== PROVIDED MATERIAL ==

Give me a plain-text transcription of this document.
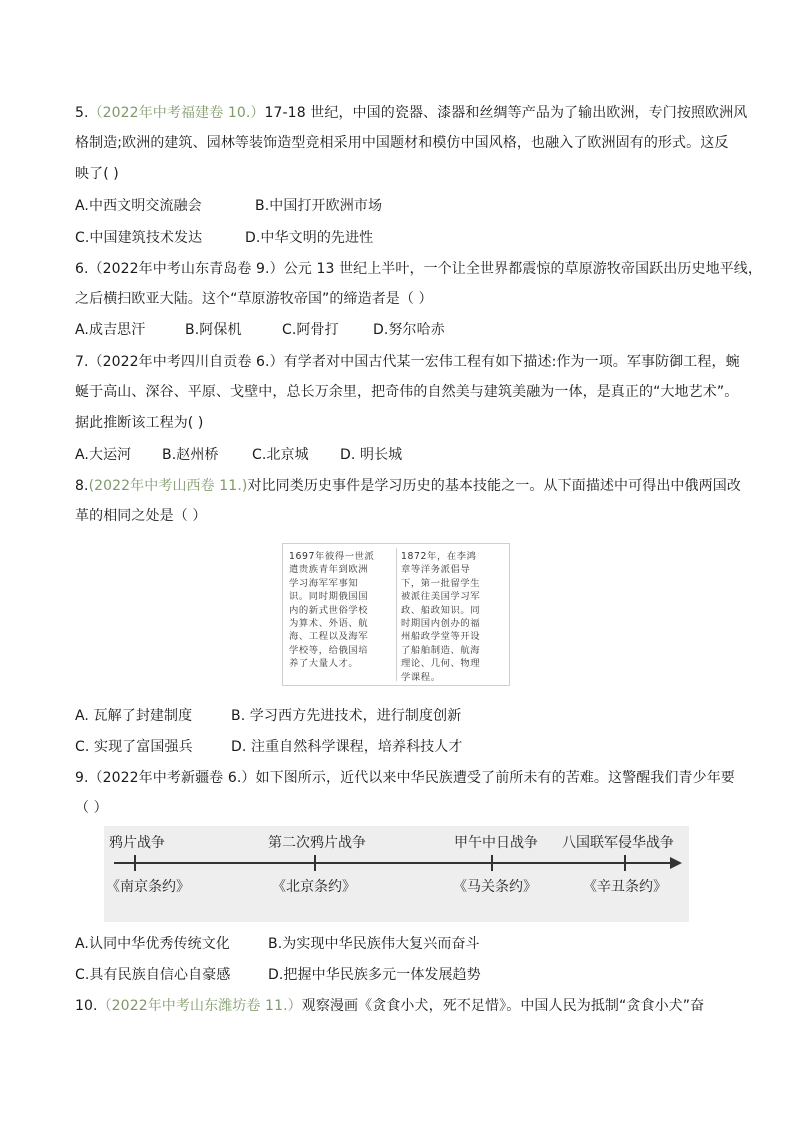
5.（2022年中考福建卷 10.）17-18 世纪，中国的瓷器、漆器和丝绸等产品为了输出欧洲，专门按照欧洲风
格制造;欧洲的建筑、园林等装饰造型竞相采用中国题材和模仿中国风格，也融入了欧洲固有的形式。这反
映了( )
A.中西文明交流融会	B.中国打开欧洲市场
C.中国建筑技术发达	D.中华文明的先进性
6.（2022年中考山东青岛卷 9.）公元 13 世纪上半叶，一个让全世界都震惊的草原游牧帝国跃出历史地平线，
之后横扫欧亚大陆。这个“草原游牧帝国”的缔造者是（ ）
A.成吉思汗	B.阿保机	C.阿骨打 D.努尔哈赤
7.（2022年中考四川自贡卷 6.）有学者对中国古代某一宏伟工程有如下描述:作为一项。军事防御工程，蜿
蜒于高山、深谷、平原、戈壁中，总长万余里，把奇伟的自然美与建筑美融为一体，是真正的“大地艺术”。
据此推断该工程为( )
A.大运河 B.赵州桥 C.北京城 D. 明长城
8.(2022年中考山西卷 11.)对比同类历史事件是学习历史的基本技能之一。从下面描述中可得出中俄两国改
革的相同之处是（ ）
1697年彼得一世派
遣贵族青年到欧洲
学习海军军事知
识。同时期俄国国
内的新式世俗学校
为算术、外语、航
海、工程以及海军
学校等，给俄国培
养了大量人才。
1872年，在李鸿
章等洋务派倡导
下，第一批留学生
被派往美国学习军
政、船政知识。同
时期国内创办的福
州船政学堂等开设
了船舶制造、航海
理论、几何、物理
学课程。
A. 瓦解了封建制度	B. 学习西方先进技术，进行制度创新
C. 实现了富国强兵	D. 注重自然科学课程，培养科技人才
9.（2022年中考新疆卷 6.）如下图所示，近代以来中华民族遭受了前所未有的苦难。这警醒我们青少年要
（ ）
鸦片战争
《南京条约》
第二次鸦片战争
《北京条约》
甲午中日战争
《马关条约》
八国联军侵华战争
《辛丑条约》
A.认同中华优秀传统文化	B.为实现中华民族伟大复兴而奋斗
C.具有民族自信心自豪感	D.把握中华民族多元一体发展趋势
10.（2022年中考山东潍坊卷 11.）观察漫画《贪食小犬，死不足惜》。中国人民为抵制“贪食小犬”奋
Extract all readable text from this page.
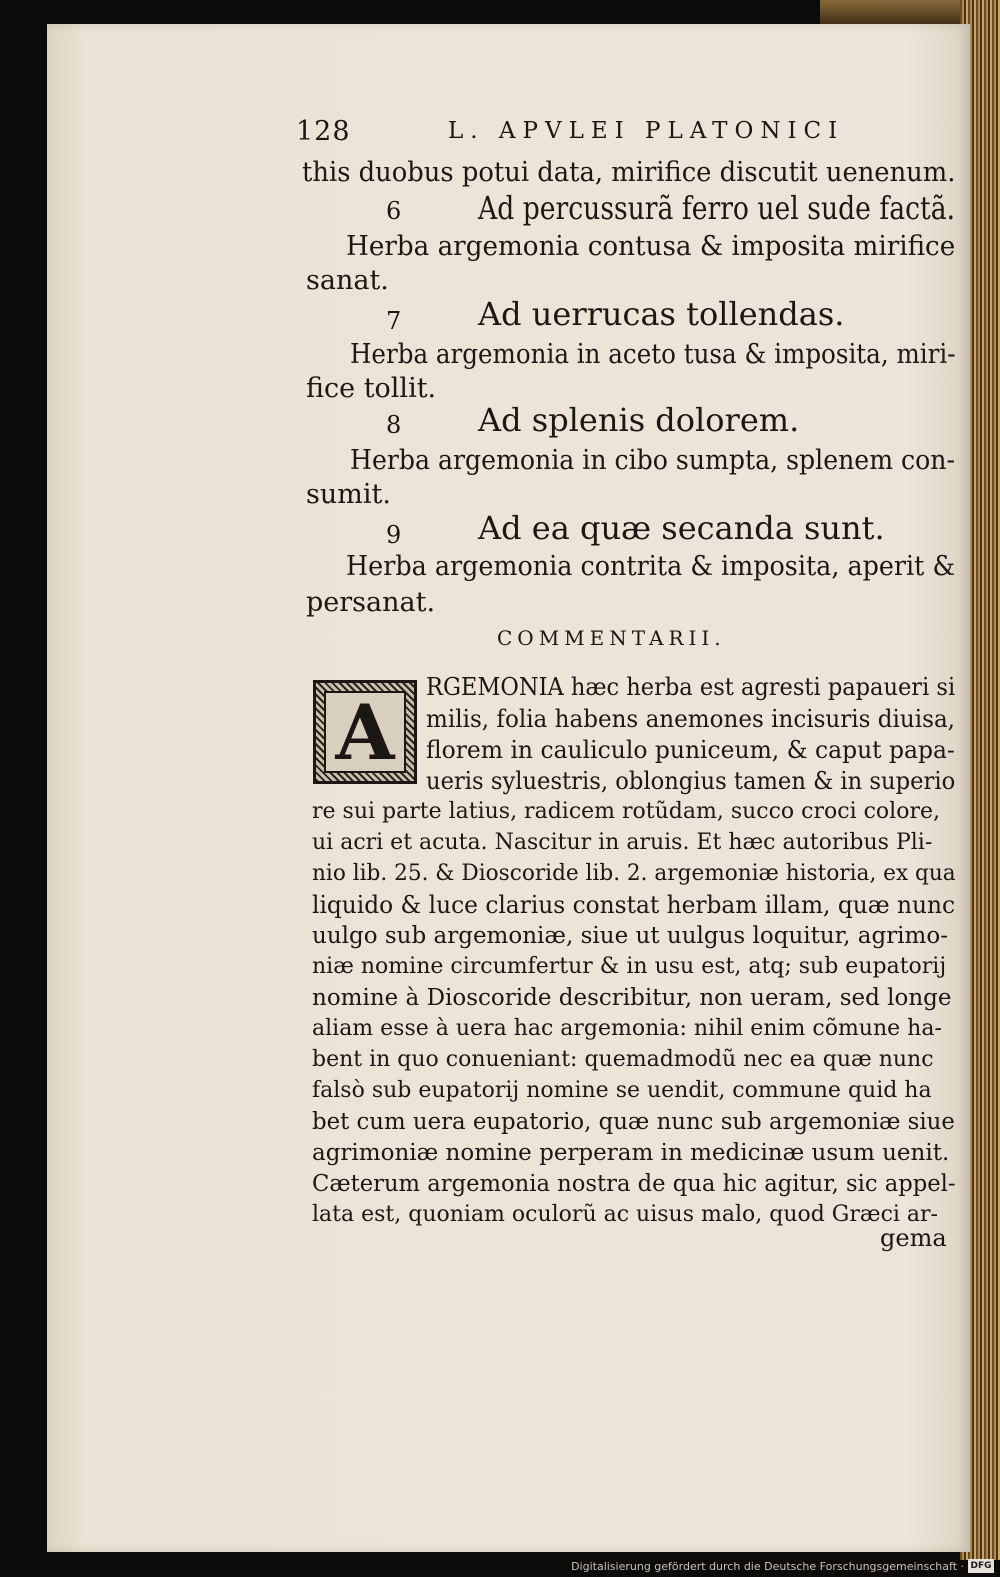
128	L. APVLEI PLATONICI
this duobus potui data, mirifice discutit uenenum.
6 Ad percussurã ferro uel sude factã.
Herba argemonia contusa & imposita mirifice
sanat.
7 Ad uerrucas tollendas.
Herba argemonia in aceto tusa & imposita, miri-
fice tollit.
8 Ad splenis dolorem.
Herba argemonia in cibo sumpta, splenem con-
sumit.
9 Ad ea quæ secanda sunt.
Herba argemonia contrita & imposita, aperit &
persanat.
COMMENTARII.
A
RGEMONIA hæc herba est agresti papaueri si
milis, folia habens anemones incisuris diuisa,
florem in cauliculo puniceum, & caput papa-
ueris syluestris, oblongius tamen & in superio
re sui parte latius, radicem rotũdam, succo croci colore,
ui acri et acuta. Nascitur in aruis. Et hæc autoribus Pli-
nio lib. 25. & Dioscoride lib. 2. argemoniæ historia, ex qua
liquido & luce clarius constat herbam illam, quæ nunc
uulgo sub argemoniæ, siue ut uulgus loquitur, agrimo-
niæ nomine circumfertur & in usu est, atq; sub eupatorij
nomine à Dioscoride describitur, non ueram, sed longe
aliam esse à uera hac argemonia: nihil enim cõmune ha-
bent in quo conueniant: quemadmodũ nec ea quæ nunc
falsò sub eupatorij nomine se uendit, commune quid ha
bet cum uera eupatorio, quæ nunc sub argemoniæ siue
agrimoniæ nomine perperam in medicinæ usum uenit.
Cæterum argemonia nostra de qua hic agitur, sic appel-
lata est, quoniam oculorũ ac uisus malo, quod Græci ar-
gema
Digitalisierung gefördert durch die Deutsche Forschungsgemeinschaft · DFG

===

Leaving out the pictures, repeat the data above exactly.

EXPECTED ANSWER:
Give me a plain-text transcription of this document.
5.（2022年中考福建卷 10.）17-18 世纪，中国的瓷器、漆器和丝绸等产品为了输出欧洲，专门按照欧洲风
格制造;欧洲的建筑、园林等装饰造型竞相采用中国题材和模仿中国风格，也融入了欧洲固有的形式。这反
映了( )
A.中西文明交流融会	B.中国打开欧洲市场
C.中国建筑技术发达	D.中华文明的先进性
6.（2022年中考山东青岛卷 9.）公元 13 世纪上半叶，一个让全世界都震惊的草原游牧帝国跃出历史地平线，
之后横扫欧亚大陆。这个“草原游牧帝国”的缔造者是（ ）
A.成吉思汗	B.阿保机	C.阿骨打 D.努尔哈赤
7.（2022年中考四川自贡卷 6.）有学者对中国古代某一宏伟工程有如下描述:作为一项。军事防御工程，蜿
蜒于高山、深谷、平原、戈壁中，总长万余里，把奇伟的自然美与建筑美融为一体，是真正的“大地艺术”。
据此推断该工程为( )
A.大运河 B.赵州桥 C.北京城 D. 明长城
8.(2022年中考山西卷 11.)对比同类历史事件是学习历史的基本技能之一。从下面描述中可得出中俄两国改
革的相同之处是（ ）
1697年彼得一世派
遣贵族青年到欧洲
学习海军军事知
识。同时期俄国国
内的新式世俗学校
为算术、外语、航
海、工程以及海军
学校等，给俄国培
养了大量人才。
1872年，在李鸿
章等洋务派倡导
下，第一批留学生
被派往美国学习军
政、船政知识。同
时期国内创办的福
州船政学堂等开设
了船舶制造、航海
理论、几何、物理
学课程。
A. 瓦解了封建制度	B. 学习西方先进技术，进行制度创新
C. 实现了富国强兵	D. 注重自然科学课程，培养科技人才
9.（2022年中考新疆卷 6.）如下图所示，近代以来中华民族遭受了前所未有的苦难。这警醒我们青少年要
（ ）
鸦片战争
《南京条约》
第二次鸦片战争
《北京条约》
甲午中日战争
《马关条约》
八国联军侵华战争
《辛丑条约》
A.认同中华优秀传统文化	B.为实现中华民族伟大复兴而奋斗
C.具有民族自信心自豪感	D.把握中华民族多元一体发展趋势
10.（2022年中考山东潍坊卷 11.）观察漫画《贪食小犬，死不足惜》。中国人民为抵制“贪食小犬”奋
Extract all readable text from this page.
128	L. APVLEI PLATONICI
this duobus potui data, mirifice discutit uenenum.
6 Ad percussurã ferro uel sude factã.
Herba argemonia contusa & imposita mirifice
sanat.
7 Ad uerrucas tollendas.
Herba argemonia in aceto tusa & imposita, miri-
fice tollit.
8 Ad splenis dolorem.
Herba argemonia in cibo sumpta, splenem con-
sumit.
9 Ad ea quæ secanda sunt.
Herba argemonia contrita & imposita, aperit &
persanat.
COMMENTARII.
A
RGEMONIA hæc herba est agresti papaueri si
milis, folia habens anemones incisuris diuisa,
florem in cauliculo puniceum, & caput papa-
ueris syluestris, oblongius tamen & in superio
re sui parte latius, radicem rotũdam, succo croci colore,
ui acri et acuta. Nascitur in aruis. Et hæc autoribus Pli-
nio lib. 25. & Dioscoride lib. 2. argemoniæ historia, ex qua
liquido & luce clarius constat herbam illam, quæ nunc
uulgo sub argemoniæ, siue ut uulgus loquitur, agrimo-
niæ nomine circumfertur & in usu est, atq; sub eupatorij
nomine à Dioscoride describitur, non ueram, sed longe
aliam esse à uera hac argemonia: nihil enim cõmune ha-
bent in quo conueniant: quemadmodũ nec ea quæ nunc
falsò sub eupatorij nomine se uendit, commune quid ha
bet cum uera eupatorio, quæ nunc sub argemoniæ siue
agrimoniæ nomine perperam in medicinæ usum uenit.
Cæterum argemonia nostra de qua hic agitur, sic appel-
lata est, quoniam oculorũ ac uisus malo, quod Græci ar-
gema
Digitalisierung gefördert durch die Deutsche Forschungsgemeinschaft · DFG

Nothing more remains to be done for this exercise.